Part of a data file
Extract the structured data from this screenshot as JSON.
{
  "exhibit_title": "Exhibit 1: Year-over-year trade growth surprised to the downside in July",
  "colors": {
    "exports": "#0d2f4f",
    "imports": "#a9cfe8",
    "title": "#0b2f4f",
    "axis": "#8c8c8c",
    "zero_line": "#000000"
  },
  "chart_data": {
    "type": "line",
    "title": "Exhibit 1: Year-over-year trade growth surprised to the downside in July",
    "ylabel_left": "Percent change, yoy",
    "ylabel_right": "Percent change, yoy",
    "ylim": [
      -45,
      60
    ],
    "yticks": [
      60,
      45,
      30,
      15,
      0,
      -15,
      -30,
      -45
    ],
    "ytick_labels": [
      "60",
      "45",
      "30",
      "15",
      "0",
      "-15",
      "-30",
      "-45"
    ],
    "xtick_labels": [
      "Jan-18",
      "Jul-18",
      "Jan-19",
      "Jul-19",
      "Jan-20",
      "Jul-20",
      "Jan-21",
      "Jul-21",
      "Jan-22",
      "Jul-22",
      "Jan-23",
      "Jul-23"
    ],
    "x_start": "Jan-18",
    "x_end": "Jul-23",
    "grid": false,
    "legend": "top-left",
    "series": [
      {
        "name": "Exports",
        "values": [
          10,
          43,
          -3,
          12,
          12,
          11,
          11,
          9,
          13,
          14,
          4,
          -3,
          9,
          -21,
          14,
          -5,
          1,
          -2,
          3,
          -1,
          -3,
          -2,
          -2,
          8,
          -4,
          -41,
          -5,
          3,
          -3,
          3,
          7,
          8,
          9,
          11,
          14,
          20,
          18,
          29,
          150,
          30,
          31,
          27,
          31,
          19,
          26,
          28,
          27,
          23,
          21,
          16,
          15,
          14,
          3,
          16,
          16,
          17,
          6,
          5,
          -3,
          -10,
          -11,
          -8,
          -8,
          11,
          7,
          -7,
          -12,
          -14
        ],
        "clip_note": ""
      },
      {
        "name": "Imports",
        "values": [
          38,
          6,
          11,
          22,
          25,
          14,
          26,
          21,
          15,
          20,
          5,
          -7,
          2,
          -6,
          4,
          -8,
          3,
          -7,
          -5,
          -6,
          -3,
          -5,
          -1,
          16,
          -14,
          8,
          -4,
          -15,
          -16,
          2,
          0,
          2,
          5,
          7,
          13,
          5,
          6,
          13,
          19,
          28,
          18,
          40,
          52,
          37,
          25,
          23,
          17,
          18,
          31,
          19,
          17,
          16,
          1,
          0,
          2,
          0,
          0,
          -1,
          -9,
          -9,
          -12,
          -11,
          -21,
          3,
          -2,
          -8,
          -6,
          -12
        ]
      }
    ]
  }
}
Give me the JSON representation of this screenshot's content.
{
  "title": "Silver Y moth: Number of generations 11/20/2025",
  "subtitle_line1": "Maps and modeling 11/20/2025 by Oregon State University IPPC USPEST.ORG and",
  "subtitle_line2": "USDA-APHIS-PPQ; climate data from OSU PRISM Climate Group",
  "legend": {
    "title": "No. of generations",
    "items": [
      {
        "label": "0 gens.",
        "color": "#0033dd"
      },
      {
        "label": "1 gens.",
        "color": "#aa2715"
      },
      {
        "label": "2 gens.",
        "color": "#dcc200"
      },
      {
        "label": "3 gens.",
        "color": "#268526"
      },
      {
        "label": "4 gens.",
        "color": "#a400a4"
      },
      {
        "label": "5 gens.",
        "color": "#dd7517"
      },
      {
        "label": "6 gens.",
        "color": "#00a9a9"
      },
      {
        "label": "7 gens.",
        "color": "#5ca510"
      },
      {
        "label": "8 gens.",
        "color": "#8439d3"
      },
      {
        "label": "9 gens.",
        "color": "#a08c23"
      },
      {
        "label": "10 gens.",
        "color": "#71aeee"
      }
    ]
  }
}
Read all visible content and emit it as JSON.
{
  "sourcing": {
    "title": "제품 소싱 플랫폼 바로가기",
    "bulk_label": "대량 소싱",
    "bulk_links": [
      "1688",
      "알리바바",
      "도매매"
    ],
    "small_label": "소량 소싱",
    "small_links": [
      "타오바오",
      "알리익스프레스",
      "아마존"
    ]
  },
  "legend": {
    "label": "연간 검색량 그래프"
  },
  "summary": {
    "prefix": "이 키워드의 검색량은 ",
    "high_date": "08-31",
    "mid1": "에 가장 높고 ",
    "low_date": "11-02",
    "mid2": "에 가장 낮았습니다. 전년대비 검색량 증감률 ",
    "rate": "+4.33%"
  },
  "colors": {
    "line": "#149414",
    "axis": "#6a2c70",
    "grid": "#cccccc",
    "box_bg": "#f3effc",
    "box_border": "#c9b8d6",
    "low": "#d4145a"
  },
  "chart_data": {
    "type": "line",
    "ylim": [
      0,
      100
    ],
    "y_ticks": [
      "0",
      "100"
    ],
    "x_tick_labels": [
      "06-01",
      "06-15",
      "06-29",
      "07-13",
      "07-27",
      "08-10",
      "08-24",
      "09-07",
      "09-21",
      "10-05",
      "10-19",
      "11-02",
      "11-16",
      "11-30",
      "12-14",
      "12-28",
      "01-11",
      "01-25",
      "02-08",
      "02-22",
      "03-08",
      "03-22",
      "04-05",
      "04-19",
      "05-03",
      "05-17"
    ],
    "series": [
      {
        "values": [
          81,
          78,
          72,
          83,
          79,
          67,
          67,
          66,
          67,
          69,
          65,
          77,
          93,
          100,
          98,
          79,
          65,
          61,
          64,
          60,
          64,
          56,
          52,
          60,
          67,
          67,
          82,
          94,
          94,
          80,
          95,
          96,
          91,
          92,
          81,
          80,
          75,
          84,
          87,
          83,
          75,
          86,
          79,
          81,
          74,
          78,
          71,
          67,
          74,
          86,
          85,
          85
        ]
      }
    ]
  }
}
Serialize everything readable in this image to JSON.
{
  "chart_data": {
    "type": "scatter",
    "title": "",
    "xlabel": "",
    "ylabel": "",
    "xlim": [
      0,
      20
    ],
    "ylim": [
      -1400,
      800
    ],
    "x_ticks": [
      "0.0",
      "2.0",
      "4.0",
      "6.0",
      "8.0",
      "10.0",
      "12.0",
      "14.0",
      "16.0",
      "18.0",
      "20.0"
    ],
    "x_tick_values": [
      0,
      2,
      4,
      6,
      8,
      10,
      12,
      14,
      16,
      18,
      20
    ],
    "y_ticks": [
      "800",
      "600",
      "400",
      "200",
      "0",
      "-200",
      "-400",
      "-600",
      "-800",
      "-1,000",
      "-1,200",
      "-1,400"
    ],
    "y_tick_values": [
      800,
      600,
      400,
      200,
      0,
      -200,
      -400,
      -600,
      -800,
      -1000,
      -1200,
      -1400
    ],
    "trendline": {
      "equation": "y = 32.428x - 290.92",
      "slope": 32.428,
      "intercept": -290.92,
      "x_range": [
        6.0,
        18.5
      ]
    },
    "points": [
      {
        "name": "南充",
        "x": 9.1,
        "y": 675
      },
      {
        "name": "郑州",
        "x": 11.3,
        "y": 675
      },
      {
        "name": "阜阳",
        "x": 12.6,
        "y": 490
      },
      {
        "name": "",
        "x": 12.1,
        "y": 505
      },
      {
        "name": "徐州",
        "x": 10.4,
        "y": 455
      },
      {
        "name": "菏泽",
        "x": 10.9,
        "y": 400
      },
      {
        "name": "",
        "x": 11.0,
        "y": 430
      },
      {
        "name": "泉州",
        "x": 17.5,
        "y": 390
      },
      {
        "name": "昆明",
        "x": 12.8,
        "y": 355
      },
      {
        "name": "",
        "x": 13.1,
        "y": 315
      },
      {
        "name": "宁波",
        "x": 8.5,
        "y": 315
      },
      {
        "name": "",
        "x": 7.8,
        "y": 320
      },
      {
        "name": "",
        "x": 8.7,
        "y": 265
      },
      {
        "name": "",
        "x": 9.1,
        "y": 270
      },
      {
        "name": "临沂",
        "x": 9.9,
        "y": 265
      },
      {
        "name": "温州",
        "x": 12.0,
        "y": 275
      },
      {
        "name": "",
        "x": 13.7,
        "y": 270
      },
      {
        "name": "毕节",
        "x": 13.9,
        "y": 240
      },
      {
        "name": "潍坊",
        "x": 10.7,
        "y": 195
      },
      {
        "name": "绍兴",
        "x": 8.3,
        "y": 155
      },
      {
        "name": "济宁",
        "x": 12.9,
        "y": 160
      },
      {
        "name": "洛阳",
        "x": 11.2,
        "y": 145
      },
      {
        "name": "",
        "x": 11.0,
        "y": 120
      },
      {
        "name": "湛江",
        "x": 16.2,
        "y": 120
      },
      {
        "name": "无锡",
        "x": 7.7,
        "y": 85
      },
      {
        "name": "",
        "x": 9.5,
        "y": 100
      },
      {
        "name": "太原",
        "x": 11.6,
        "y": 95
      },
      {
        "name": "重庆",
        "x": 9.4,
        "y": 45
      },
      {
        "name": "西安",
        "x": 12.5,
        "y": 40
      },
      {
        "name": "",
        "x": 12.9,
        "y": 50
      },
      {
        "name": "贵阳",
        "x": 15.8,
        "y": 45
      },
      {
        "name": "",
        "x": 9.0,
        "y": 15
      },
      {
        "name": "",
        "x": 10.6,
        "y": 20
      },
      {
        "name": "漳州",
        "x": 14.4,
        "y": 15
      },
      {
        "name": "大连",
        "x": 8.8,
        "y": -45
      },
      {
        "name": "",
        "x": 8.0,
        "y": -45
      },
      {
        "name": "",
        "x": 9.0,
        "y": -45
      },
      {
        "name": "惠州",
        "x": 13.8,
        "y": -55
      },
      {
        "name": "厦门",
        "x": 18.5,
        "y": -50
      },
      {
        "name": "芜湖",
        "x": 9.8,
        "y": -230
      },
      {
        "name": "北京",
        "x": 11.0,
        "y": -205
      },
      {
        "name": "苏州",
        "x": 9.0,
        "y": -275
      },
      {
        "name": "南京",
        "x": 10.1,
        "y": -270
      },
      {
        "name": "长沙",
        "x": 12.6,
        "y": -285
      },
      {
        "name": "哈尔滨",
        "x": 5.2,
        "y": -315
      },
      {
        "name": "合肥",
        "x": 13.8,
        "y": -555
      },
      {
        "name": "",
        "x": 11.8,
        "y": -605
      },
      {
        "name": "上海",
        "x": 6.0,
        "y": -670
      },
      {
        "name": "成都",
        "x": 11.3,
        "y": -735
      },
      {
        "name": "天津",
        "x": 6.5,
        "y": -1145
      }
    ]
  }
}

■ **What to do**
Give solely the number of lines in the data that contain the string "over".

■ **Task result**
2